DIRECTIONS FOR THIS TASK:
Reproduce each line exactly.

--- begin RECORDS TO PROCESS ---

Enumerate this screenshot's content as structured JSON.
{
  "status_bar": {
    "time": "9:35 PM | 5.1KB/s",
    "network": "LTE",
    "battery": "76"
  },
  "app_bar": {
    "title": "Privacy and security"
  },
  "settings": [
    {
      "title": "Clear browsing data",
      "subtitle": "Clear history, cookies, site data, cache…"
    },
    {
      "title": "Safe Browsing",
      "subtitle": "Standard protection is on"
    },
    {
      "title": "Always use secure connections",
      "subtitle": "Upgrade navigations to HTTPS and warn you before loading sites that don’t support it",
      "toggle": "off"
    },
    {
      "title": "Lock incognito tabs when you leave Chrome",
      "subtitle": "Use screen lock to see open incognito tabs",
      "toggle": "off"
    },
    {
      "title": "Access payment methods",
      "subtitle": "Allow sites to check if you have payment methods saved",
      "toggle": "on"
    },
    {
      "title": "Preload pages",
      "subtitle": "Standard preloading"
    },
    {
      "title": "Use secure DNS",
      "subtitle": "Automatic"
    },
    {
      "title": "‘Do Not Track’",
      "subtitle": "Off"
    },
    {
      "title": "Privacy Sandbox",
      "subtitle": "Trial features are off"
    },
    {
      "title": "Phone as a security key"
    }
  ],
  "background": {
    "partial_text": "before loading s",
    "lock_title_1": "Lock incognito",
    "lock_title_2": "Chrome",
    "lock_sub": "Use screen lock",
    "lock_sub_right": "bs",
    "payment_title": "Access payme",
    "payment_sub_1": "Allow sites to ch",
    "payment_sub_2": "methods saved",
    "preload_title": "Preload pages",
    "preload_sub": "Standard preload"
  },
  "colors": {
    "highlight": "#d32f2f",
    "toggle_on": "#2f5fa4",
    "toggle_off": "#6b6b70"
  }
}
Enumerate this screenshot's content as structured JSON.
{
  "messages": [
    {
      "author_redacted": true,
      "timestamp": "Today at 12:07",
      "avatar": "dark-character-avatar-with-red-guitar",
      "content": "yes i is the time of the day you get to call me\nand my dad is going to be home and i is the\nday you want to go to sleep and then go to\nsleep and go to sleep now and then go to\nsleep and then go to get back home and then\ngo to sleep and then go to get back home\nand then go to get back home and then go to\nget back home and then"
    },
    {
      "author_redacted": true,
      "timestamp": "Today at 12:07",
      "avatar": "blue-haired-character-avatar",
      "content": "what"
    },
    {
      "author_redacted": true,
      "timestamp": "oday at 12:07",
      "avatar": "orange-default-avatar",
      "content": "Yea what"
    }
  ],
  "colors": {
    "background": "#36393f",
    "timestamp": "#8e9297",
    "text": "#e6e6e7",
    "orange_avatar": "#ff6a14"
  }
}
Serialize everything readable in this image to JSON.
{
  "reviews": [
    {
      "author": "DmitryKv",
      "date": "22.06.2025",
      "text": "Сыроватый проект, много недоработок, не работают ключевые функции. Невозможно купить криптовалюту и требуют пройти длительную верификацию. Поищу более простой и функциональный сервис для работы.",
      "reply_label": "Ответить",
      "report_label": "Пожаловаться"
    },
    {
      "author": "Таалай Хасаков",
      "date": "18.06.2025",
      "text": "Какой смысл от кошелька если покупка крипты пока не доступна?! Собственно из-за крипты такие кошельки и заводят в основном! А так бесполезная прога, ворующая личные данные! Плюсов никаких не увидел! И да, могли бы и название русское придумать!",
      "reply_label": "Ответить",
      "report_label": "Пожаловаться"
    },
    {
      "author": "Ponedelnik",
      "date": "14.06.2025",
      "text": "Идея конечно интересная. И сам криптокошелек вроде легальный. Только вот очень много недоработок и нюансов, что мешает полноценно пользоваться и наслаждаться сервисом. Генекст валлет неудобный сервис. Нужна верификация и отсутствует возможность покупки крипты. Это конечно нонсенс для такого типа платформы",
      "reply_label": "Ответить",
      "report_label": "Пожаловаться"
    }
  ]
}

--- end RECORDS TO PROCESS ---

SOLUTION TO THIS TASK:
Enumerate this screenshot's content as structured JSON.
{
  "status_bar": {
    "time": "9:35 PM | 5.1KB/s",
    "network": "LTE",
    "battery": "76"
  },
  "app_bar": {
    "title": "Privacy and security"
  },
  "settings": [
    {
      "title": "Clear browsing data",
      "subtitle": "Clear history, cookies, site data, cache…"
    },
    {
      "title": "Safe Browsing",
      "subtitle": "Standard protection is on"
    },
    {
      "title": "Always use secure connections",
      "subtitle": "Upgrade navigations to HTTPS and warn you before loading sites that don’t support it",
      "toggle": "off"
    },
    {
      "title": "Lock incognito tabs when you leave Chrome",
      "subtitle": "Use screen lock to see open incognito tabs",
      "toggle": "off"
    },
    {
      "title": "Access payment methods",
      "subtitle": "Allow sites to check if you have payment methods saved",
      "toggle": "on"
    },
    {
      "title": "Preload pages",
      "subtitle": "Standard preloading"
    },
    {
      "title": "Use secure DNS",
      "subtitle": "Automatic"
    },
    {
      "title": "‘Do Not Track’",
      "subtitle": "Off"
    },
    {
      "title": "Privacy Sandbox",
      "subtitle": "Trial features are off"
    },
    {
      "title": "Phone as a security key"
    }
  ],
  "background": {
    "partial_text": "before loading s",
    "lock_title_1": "Lock incognito",
    "lock_title_2": "Chrome",
    "lock_sub": "Use screen lock",
    "lock_sub_right": "bs",
    "payment_title": "Access payme",
    "payment_sub_1": "Allow sites to ch",
    "payment_sub_2": "methods saved",
    "preload_title": "Preload pages",
    "preload_sub": "Standard preload"
  },
  "colors": {
    "highlight": "#d32f2f",
    "toggle_on": "#2f5fa4",
    "toggle_off": "#6b6b70"
  }
}
Enumerate this screenshot's content as structured JSON.
{
  "messages": [
    {
      "author_redacted": true,
      "timestamp": "Today at 12:07",
      "avatar": "dark-character-avatar-with-red-guitar",
      "content": "yes i is the time of the day you get to call me\nand my dad is going to be home and i is the\nday you want to go to sleep and then go to\nsleep and go to sleep now and then go to\nsleep and then go to get back home and then\ngo to sleep and then go to get back home\nand then go to get back home and then go to\nget back home and then"
    },
    {
      "author_redacted": true,
      "timestamp": "Today at 12:07",
      "avatar": "blue-haired-character-avatar",
      "content": "what"
    },
    {
      "author_redacted": true,
      "timestamp": "oday at 12:07",
      "avatar": "orange-default-avatar",
      "content": "Yea what"
    }
  ],
  "colors": {
    "background": "#36393f",
    "timestamp": "#8e9297",
    "text": "#e6e6e7",
    "orange_avatar": "#ff6a14"
  }
}
Serialize everything readable in this image to JSON.
{
  "reviews": [
    {
      "author": "DmitryKv",
      "date": "22.06.2025",
      "text": "Сыроватый проект, много недоработок, не работают ключевые функции. Невозможно купить криптовалюту и требуют пройти длительную верификацию. Поищу более простой и функциональный сервис для работы.",
      "reply_label": "Ответить",
      "report_label": "Пожаловаться"
    },
    {
      "author": "Таалай Хасаков",
      "date": "18.06.2025",
      "text": "Какой смысл от кошелька если покупка крипты пока не доступна?! Собственно из-за крипты такие кошельки и заводят в основном! А так бесполезная прога, ворующая личные данные! Плюсов никаких не увидел! И да, могли бы и название русское придумать!",
      "reply_label": "Ответить",
      "report_label": "Пожаловаться"
    },
    {
      "author": "Ponedelnik",
      "date": "14.06.2025",
      "text": "Идея конечно интересная. И сам криптокошелек вроде легальный. Только вот очень много недоработок и нюансов, что мешает полноценно пользоваться и наслаждаться сервисом. Генекст валлет неудобный сервис. Нужна верификация и отсутствует возможность покупки крипты. Это конечно нонсенс для такого типа платформы",
      "reply_label": "Ответить",
      "report_label": "Пожаловаться"
    }
  ]
}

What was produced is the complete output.